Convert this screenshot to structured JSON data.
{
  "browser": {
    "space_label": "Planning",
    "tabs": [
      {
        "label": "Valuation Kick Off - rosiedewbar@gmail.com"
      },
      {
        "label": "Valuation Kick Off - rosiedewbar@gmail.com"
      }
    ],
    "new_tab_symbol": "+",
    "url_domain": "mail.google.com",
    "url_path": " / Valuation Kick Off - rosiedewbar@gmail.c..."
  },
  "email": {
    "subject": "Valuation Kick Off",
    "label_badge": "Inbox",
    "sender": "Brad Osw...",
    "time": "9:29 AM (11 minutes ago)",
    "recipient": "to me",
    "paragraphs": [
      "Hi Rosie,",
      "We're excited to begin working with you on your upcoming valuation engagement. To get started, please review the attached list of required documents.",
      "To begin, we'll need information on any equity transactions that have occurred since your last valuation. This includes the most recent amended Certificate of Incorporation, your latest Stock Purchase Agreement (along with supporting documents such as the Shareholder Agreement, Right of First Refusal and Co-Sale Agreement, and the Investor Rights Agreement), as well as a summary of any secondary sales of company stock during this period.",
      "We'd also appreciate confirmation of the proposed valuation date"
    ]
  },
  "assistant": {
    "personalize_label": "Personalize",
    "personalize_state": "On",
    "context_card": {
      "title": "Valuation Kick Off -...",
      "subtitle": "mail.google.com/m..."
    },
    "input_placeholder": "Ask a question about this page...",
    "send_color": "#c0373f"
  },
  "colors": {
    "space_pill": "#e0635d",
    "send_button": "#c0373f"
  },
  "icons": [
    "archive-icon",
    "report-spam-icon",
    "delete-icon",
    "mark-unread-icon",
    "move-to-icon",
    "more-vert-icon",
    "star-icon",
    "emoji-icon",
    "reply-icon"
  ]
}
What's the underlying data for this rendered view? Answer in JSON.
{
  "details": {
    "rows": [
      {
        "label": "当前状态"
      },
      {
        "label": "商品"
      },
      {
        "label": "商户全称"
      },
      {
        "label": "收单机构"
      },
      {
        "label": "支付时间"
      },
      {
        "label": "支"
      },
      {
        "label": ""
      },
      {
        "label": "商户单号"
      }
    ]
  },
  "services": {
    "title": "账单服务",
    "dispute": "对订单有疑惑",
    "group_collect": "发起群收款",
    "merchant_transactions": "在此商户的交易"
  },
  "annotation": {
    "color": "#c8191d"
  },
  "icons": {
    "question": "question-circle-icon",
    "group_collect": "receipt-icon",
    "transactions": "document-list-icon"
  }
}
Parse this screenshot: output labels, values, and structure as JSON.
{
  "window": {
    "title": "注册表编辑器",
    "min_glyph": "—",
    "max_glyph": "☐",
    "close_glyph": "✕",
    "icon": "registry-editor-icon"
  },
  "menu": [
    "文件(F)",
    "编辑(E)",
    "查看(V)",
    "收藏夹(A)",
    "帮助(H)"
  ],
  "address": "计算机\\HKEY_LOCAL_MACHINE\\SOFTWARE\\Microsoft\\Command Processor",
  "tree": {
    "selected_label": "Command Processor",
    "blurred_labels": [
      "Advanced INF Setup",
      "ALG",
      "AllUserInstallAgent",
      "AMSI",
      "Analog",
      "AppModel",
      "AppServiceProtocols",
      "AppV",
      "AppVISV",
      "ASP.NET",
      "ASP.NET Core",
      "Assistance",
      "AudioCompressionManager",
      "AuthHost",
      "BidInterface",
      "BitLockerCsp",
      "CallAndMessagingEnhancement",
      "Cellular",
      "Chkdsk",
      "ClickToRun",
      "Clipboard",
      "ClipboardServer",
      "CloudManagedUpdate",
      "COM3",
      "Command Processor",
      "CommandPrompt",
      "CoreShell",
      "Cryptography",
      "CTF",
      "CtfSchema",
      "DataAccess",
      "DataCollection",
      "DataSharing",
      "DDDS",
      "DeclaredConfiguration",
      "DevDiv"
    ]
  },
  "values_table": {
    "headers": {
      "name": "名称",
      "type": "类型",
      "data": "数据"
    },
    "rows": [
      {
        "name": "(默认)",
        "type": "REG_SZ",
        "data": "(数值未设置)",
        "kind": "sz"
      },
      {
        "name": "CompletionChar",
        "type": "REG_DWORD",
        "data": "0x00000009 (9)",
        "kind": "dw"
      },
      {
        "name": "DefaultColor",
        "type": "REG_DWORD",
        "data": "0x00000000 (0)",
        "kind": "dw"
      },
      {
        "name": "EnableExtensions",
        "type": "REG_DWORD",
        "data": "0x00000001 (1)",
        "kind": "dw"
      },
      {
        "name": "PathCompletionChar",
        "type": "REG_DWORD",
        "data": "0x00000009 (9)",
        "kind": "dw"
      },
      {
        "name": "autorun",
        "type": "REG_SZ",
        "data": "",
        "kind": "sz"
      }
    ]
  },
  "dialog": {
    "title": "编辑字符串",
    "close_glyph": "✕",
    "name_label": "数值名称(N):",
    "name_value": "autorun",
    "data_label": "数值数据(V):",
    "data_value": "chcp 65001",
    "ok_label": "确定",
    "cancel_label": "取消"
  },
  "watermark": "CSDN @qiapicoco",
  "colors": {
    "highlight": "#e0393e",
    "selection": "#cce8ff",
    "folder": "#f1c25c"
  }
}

# # # # #

- [Problem details]: Find the lines above that contain the word "with" and collect them.

- [Answer in full]:
      "We're excited to begin working with you on your upcoming valuation engagement. To get started, please review the attached list of required documents.",
      "To begin, we'll need information on any equity transactions that have occurred since your last valuation. This includes the most recent amended Certificate of Incorporation, your latest Stock Purchase Agreement (along with supporting documents such as the Shareholder Agreement, Right of First Refusal and Co-Sale Agreement, and the Investor Rights Agreement), as well as a summary of any secondary sales of company stock during this period.",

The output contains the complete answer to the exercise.